Le sexisme est banalisé, intégré, légitimé par la tradition de « l’esprit carabin » des étudiants en médecine qui se transpose largement à l’hôpital. Cet humour leur serait indispensable pour se distancier par rapport aux situations souvent dures qu’ils rencontrent, un humour qui à trait à l’hypersexualisation des corps et qui dégrade et humilie celui des femmes, comme si ça pouvait leur permettre de désacraliser l’image de ces corps qu’ils ont chaque jours entre les mains.

Mais on ne peut pas se contenter de dire que le sexisme à l’hôpital serait le fait d’une tradition ou d’individus isolés qui auraient besoin de décompresser. Car il sert avant tout un système, le patriarcat, pour le maintien en silence des infirmières, des aides-soignantes, des ASH... pour le bon fonctionnement de l’hôpital quand les instances capitalistes qui nous gouvernent ne cherchent qu’à y appliquer les mêmes méthodes que dans les entreprises privées pour toujours plus de rentabilité.

L’égalité hommes-femmes à l’hôpital, ça n’existe pas


Ainsi, cette pression qui s’exerce sur les hospitalières, sous couvert d’humour, permet le maintien des conditions de travail exécrables pour les femmes à l’hôpital en les dissuadant de trop se révolter.

Et si, en 2013, l’accord sur l’égalité professionnelle dans la fonction publique a été signé à l’unanimité des organisations syndicales, il n’a jusqu’ici trouvé que bien peu d’application. Une preuve supplémentaire qu’il n’y a rien à attendre d’un pseudo-féminisme bourgeois et institutionnel, d’autant plus quand le gouvernement crée un ministère du Droit des Femmes, de la Famille et de l’Enfance, un gouvernement qui ne peut se donner de vernis féministe quand il ne fait que casser les droits des femmes.

À l’hôpital, l’écart salarial entre hommes et femmes est de 21%, le plus élevé de la fonction publique, quand les salaires y sont les plus bas. Ce n’est pas un hasard, plutôt la même situation que dans tous les métiers liés aux soins, au ménage, à l’enseignement, la vente ou l’administratif... où les femmes auraient des compétences innées que des stéréotypes continuent de véhiculer pour le plus grand bonheur du patriarcat et du capitalisme auxquels cette ségrégation professionnelle profite.

* **Action requise 1**: D'après le texte sur le sexisme à l'hôpital, à combien s'élève l'écart salarial entre hommes et femmes à l'hôpital ?
* **Action requise 2**: Poursuivez le texte sur le sexisme à l'hôpital à la suite de sa dernière phrase.

* **Extraits de données**:
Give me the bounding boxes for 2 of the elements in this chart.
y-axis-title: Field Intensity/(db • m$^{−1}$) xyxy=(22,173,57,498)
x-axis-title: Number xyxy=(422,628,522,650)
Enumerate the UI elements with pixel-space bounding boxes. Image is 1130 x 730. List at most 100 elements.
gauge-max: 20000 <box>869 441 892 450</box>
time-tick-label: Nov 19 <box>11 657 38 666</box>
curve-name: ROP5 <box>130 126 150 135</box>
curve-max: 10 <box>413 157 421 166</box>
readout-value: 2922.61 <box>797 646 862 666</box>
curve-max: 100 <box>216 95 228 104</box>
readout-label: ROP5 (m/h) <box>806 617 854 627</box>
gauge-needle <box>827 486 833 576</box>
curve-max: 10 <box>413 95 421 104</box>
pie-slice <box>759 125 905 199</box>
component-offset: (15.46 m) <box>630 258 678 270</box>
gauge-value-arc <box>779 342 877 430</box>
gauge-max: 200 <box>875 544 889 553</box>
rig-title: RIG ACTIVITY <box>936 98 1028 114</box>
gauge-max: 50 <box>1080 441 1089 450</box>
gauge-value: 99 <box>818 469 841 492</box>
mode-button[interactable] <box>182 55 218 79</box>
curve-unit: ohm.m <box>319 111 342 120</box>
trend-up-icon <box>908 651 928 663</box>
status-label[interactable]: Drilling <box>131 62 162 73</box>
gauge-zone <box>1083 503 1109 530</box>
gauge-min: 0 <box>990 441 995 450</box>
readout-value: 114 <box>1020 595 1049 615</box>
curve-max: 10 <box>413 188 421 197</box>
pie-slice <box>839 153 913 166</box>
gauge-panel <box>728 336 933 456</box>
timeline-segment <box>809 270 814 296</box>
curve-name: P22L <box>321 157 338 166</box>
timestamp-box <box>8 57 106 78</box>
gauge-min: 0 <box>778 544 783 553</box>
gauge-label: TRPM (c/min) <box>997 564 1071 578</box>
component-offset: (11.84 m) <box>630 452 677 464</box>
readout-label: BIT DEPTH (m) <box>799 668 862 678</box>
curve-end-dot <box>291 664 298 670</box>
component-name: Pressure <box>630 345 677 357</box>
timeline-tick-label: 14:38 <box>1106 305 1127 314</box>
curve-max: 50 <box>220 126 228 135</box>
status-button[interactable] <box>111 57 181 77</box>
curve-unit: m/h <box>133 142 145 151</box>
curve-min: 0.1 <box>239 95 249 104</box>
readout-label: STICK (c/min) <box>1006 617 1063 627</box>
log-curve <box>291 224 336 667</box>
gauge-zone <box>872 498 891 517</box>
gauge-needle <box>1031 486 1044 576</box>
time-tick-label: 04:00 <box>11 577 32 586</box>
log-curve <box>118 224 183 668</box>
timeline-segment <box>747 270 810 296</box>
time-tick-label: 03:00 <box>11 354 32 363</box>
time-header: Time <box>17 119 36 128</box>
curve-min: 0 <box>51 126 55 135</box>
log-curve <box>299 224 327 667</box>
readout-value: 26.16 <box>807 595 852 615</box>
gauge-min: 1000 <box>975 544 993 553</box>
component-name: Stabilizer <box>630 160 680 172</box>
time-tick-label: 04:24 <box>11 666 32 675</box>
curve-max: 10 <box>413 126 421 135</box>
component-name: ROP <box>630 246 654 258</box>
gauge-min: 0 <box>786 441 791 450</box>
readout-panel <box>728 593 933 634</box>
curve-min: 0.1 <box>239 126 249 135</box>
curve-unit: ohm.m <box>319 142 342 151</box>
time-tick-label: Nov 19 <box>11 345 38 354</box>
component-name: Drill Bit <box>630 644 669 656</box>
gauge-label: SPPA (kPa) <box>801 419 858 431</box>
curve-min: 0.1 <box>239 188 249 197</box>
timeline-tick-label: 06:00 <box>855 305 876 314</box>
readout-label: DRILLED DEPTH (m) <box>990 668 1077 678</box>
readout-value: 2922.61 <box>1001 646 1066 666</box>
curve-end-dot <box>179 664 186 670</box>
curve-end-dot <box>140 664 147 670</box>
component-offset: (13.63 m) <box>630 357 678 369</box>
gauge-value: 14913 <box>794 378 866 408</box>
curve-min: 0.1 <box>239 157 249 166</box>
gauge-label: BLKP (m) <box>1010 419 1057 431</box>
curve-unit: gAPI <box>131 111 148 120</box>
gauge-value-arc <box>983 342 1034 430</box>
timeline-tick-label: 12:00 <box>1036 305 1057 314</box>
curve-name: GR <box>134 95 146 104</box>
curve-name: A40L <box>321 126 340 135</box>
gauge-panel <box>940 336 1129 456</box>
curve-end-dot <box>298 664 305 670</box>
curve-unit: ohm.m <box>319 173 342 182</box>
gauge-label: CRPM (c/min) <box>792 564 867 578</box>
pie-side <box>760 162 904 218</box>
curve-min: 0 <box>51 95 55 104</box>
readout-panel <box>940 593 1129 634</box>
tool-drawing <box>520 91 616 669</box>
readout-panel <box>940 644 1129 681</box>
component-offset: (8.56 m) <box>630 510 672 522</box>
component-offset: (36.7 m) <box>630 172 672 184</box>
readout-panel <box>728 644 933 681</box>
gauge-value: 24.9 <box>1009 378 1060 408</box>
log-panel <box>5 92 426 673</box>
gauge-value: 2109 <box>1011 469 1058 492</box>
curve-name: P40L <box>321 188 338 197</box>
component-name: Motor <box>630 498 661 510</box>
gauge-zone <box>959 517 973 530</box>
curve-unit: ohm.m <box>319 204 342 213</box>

* **Réponse 1**: Il est de 21 %, le plus élevé de la fonction publique.

* **Réponse 2**:
Comme partout, la majorité des temps partiels est occupée par des femmes, pour leur permettre de concilier vie professionnelle et vie personnelle... ou plutôt pour pouvoir assumer la double-journée de travail ! Quand on sait que pour une évolution de carrière, la formation est une condition indispensable et que l’on constate que le Droit à la formation individuelle est proratisé en fonction du temps partiel, c’est une mesure discriminatoire et un frein à l’évolution de la carrière des femmes.

Autre exemple : 19% des femmes retraitées de la fonction publique hospitalière reprennent une activité professionnelle pour compenser la faiblesse d’une retraite amputée par des interruptions liées à la maternité, au temps partiel, aux congés parentaux...

On pourrait encore traiter de l’organisation du temps de travail, décidée au loisir de chaque service. En grande équipe, soit une fois du matin une fois du soir, sans aucune harmonie, obligeant les salariés à la flexibilité selon les besoins de leur service. Soit en 12 heures d’affilées, trois jours de suite avec autant de repos derrière, soit disant pour plus de temps laissé aux travailleurs pour se consacrer à leur vie privée, mais en fait pour permettre de moins embaucher. Des organisations impossibles pour les femmes à combiner avec la double-journée de travail.

Précarisées, flexibilisées, maintenues dans le silence et d’autant plus menacées par la loi El Khomri qui ne peut que faire empirer les choses, nous n’avons certainement pas envie d’être sages ! Messieurs, tenez-vous le pour dit.